BEGIN Data records

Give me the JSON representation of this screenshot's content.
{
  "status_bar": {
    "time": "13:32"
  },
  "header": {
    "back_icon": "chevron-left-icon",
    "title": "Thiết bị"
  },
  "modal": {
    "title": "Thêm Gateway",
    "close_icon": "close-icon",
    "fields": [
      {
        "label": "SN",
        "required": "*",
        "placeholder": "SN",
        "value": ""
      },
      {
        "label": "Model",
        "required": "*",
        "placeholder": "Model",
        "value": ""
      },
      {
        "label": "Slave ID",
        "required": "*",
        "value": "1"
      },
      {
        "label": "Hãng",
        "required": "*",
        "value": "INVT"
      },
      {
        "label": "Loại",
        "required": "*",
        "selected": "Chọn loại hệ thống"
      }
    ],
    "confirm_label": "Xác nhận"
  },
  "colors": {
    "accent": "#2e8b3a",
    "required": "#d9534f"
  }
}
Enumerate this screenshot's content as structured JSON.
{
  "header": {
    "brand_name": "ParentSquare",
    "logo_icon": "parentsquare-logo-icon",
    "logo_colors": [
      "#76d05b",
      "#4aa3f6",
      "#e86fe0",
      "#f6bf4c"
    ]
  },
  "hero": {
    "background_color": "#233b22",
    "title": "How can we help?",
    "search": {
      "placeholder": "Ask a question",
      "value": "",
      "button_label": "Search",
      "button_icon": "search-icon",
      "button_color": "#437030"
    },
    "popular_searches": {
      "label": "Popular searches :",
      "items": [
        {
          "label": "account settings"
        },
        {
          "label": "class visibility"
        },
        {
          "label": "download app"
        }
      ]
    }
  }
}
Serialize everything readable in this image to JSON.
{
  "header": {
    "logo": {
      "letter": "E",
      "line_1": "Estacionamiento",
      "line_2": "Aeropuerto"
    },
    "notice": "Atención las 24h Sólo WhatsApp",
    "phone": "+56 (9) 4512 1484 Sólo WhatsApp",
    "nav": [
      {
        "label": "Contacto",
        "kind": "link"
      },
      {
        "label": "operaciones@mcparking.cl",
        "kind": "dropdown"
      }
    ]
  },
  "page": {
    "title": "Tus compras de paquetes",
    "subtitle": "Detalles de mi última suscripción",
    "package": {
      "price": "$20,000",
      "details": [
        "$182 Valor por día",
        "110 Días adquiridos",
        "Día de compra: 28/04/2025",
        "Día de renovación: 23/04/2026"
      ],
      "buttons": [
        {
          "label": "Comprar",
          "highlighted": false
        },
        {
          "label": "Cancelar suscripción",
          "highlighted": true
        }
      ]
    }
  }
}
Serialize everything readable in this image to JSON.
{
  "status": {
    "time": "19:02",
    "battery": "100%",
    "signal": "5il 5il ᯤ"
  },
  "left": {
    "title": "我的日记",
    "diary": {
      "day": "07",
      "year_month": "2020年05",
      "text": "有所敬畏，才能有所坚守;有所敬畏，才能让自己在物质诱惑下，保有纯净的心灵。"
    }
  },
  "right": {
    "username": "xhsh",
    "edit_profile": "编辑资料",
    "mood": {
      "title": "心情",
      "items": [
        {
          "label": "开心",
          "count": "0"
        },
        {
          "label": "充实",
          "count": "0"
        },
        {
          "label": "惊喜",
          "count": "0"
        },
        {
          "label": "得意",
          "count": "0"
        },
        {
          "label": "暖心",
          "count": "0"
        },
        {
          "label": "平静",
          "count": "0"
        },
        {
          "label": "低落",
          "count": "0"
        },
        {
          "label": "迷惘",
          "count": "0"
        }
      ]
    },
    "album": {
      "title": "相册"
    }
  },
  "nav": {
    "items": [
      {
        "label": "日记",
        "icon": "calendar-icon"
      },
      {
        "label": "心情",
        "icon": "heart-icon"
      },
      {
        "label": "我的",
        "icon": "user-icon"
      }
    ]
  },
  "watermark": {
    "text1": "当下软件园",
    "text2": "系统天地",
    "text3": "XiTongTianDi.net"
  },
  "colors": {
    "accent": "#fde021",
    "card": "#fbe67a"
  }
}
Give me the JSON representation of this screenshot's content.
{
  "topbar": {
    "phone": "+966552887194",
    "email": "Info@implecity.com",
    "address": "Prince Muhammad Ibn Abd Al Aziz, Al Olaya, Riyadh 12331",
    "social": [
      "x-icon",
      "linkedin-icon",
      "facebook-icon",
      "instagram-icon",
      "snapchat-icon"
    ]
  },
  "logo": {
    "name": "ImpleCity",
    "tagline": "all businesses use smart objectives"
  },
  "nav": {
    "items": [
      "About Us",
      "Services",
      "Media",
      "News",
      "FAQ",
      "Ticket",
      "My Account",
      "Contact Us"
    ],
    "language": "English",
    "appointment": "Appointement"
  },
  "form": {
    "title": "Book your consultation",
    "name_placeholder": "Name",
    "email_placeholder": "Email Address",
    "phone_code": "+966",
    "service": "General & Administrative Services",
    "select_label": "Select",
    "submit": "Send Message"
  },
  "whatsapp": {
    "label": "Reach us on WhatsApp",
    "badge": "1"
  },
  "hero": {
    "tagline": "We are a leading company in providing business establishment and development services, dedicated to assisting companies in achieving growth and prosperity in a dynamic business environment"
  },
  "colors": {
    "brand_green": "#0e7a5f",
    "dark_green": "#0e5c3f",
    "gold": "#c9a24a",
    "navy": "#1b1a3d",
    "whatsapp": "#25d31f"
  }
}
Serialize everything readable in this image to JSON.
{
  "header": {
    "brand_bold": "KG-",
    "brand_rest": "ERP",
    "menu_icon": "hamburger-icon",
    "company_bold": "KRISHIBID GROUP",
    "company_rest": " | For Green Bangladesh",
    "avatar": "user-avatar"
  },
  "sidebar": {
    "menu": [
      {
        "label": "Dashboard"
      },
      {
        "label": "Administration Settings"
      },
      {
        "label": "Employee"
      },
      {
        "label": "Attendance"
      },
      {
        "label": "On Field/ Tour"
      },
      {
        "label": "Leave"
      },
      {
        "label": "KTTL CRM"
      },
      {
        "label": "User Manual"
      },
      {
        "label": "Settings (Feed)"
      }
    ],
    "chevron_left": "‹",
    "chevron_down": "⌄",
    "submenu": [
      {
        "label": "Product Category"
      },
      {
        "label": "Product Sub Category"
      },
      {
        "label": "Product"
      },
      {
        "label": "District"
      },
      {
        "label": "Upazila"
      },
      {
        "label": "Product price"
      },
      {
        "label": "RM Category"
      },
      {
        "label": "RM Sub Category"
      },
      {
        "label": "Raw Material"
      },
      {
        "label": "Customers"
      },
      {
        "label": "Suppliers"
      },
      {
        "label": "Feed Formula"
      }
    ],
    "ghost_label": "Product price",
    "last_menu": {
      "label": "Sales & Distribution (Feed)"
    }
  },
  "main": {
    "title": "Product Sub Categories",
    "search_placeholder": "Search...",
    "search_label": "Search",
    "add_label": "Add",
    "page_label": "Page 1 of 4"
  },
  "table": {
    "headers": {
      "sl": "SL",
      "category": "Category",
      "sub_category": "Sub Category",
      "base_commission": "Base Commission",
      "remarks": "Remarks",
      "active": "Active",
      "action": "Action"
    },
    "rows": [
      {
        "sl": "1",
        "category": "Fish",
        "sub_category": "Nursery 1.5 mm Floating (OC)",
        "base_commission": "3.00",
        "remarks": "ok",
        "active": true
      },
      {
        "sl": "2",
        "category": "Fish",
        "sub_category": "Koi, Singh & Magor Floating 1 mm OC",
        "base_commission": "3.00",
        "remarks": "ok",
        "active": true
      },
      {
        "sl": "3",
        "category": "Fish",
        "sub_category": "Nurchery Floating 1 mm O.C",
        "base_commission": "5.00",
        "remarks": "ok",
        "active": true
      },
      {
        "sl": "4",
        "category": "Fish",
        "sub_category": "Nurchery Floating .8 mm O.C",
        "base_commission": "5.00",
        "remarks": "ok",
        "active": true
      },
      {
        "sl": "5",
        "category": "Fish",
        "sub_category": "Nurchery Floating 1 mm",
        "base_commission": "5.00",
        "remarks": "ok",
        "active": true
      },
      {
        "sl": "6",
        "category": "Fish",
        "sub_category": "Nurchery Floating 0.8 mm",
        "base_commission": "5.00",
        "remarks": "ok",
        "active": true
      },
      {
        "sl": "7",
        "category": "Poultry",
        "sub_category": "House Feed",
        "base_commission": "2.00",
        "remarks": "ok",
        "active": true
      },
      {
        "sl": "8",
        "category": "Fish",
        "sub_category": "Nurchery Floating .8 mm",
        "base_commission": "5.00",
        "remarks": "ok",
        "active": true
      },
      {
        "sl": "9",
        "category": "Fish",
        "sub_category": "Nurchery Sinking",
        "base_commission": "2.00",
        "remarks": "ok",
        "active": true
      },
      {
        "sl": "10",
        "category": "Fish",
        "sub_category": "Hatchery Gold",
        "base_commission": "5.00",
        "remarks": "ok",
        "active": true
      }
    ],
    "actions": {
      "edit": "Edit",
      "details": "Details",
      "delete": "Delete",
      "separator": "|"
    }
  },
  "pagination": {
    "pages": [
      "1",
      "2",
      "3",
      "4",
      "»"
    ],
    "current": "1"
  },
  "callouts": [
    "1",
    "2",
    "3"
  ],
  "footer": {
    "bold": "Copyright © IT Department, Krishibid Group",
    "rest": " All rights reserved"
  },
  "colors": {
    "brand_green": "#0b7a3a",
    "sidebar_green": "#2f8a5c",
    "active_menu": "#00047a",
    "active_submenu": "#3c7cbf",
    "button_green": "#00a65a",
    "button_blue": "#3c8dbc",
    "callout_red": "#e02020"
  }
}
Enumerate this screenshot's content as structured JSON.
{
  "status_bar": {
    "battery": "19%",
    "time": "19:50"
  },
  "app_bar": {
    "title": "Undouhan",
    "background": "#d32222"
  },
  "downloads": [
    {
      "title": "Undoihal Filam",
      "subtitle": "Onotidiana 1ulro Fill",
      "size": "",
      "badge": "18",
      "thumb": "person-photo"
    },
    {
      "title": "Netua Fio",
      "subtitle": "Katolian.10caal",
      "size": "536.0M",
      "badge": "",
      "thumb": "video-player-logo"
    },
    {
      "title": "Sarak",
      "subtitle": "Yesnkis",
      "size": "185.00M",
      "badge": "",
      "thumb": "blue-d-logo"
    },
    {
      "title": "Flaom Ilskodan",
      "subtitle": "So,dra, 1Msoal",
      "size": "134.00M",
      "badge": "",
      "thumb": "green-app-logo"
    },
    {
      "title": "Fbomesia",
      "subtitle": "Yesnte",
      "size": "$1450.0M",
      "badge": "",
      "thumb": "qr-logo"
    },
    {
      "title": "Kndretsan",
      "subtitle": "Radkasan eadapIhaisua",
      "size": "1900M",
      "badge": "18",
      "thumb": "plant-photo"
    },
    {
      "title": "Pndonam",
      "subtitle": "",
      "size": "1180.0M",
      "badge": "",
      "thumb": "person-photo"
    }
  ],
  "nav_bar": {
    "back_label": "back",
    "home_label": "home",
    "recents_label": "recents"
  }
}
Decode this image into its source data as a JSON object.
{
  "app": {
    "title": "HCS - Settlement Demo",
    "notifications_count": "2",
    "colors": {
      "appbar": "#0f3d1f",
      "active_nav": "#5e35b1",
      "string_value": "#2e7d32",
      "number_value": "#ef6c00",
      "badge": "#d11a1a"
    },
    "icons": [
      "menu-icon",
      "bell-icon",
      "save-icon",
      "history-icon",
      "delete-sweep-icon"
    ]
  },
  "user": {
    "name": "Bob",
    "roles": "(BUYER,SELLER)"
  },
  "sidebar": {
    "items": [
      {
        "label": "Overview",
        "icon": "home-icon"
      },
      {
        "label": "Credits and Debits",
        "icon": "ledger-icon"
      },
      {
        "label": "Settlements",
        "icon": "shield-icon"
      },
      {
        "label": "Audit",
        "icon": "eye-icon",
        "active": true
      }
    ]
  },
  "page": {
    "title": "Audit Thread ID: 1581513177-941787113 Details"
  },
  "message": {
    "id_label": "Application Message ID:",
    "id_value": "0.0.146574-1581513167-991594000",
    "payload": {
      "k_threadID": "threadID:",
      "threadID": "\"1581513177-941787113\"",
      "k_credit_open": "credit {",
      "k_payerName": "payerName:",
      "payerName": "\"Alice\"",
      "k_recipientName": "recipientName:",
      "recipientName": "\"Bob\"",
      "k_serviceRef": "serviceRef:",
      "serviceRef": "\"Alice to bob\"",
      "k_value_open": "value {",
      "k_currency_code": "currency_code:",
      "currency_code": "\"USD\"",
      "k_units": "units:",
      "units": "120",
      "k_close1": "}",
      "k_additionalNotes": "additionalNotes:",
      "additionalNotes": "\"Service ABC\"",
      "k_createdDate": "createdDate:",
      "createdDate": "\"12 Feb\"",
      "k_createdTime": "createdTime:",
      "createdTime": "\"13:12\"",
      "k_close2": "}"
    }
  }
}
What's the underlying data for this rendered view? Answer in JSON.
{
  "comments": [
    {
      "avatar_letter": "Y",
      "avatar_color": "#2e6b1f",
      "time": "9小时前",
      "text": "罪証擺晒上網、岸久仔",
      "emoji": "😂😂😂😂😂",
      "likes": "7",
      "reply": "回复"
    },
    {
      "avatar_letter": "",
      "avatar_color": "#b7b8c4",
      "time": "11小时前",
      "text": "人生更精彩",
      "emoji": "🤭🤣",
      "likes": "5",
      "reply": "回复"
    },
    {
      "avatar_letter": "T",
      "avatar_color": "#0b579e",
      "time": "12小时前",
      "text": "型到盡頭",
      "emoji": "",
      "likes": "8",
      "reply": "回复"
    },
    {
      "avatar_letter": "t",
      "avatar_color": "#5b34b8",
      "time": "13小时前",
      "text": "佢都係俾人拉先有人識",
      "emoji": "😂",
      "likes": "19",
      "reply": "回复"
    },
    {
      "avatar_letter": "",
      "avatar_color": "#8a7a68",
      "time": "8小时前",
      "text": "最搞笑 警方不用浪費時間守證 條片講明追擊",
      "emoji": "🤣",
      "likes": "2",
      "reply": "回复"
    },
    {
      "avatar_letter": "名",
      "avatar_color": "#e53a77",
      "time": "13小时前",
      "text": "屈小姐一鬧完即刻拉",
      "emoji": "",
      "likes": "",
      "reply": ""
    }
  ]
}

END Data records

● Objective: Pick out the lines above that hold the string "thumb" and show them.

● Response below:
      "thumb": "person-photo"
      "thumb": "video-player-logo"
      "thumb": "blue-d-logo"
      "thumb": "green-app-logo"
      "thumb": "qr-logo"
      "thumb": "plant-photo"
      "thumb": "person-photo"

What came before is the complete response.